Stored data entries
-------------------------

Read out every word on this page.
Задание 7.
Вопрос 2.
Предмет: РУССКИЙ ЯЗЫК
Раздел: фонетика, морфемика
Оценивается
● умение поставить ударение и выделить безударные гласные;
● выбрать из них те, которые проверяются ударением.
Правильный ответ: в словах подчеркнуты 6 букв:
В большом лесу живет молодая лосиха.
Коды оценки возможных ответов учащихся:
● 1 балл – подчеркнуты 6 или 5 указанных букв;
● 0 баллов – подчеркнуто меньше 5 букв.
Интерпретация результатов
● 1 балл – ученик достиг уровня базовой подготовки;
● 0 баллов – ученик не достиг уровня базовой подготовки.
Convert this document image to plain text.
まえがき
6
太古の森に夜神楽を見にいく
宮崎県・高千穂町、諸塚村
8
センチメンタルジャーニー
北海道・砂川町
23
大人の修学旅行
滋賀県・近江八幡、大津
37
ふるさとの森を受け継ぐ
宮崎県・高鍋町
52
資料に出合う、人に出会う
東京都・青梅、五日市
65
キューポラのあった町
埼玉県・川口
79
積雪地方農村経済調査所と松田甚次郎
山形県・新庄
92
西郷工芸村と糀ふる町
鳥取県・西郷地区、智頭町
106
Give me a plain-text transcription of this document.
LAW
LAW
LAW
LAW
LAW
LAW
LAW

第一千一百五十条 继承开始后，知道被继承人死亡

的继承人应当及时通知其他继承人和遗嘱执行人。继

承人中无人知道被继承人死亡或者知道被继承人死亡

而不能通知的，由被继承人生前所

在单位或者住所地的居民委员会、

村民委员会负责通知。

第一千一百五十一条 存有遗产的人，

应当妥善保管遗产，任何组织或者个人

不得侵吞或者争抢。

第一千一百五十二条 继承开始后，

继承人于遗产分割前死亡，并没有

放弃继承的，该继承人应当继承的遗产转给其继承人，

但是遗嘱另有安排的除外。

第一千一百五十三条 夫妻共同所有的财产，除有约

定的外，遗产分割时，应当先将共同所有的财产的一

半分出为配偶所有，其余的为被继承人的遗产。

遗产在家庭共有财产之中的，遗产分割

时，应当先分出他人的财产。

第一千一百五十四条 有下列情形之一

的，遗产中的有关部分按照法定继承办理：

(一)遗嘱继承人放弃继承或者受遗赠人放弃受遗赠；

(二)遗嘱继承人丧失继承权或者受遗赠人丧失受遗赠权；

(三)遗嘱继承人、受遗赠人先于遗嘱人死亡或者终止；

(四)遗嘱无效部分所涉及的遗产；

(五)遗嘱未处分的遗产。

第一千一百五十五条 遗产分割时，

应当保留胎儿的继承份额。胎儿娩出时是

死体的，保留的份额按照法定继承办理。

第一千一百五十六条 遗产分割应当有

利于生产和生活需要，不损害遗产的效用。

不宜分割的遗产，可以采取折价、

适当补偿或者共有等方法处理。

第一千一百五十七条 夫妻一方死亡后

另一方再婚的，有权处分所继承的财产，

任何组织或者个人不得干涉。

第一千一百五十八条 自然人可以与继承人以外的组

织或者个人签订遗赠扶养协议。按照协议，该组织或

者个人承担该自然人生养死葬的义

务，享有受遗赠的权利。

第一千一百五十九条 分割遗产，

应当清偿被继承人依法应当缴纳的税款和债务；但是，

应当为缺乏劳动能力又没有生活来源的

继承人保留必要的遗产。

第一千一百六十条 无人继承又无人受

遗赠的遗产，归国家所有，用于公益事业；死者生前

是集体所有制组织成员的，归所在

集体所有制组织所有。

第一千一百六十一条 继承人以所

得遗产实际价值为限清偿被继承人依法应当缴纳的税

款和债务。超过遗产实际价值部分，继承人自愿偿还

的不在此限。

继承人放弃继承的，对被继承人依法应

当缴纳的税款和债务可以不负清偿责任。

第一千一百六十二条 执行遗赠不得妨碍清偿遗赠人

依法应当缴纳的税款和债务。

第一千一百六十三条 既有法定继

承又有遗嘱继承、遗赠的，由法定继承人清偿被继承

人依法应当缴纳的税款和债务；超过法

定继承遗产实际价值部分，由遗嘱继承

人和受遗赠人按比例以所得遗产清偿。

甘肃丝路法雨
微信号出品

-------------------------

_Set exercise_
Give every line of the material that includes the string "document".

_Answer to the problem_
Convert this document image to plain text.
Give me a plain-text transcription of this document.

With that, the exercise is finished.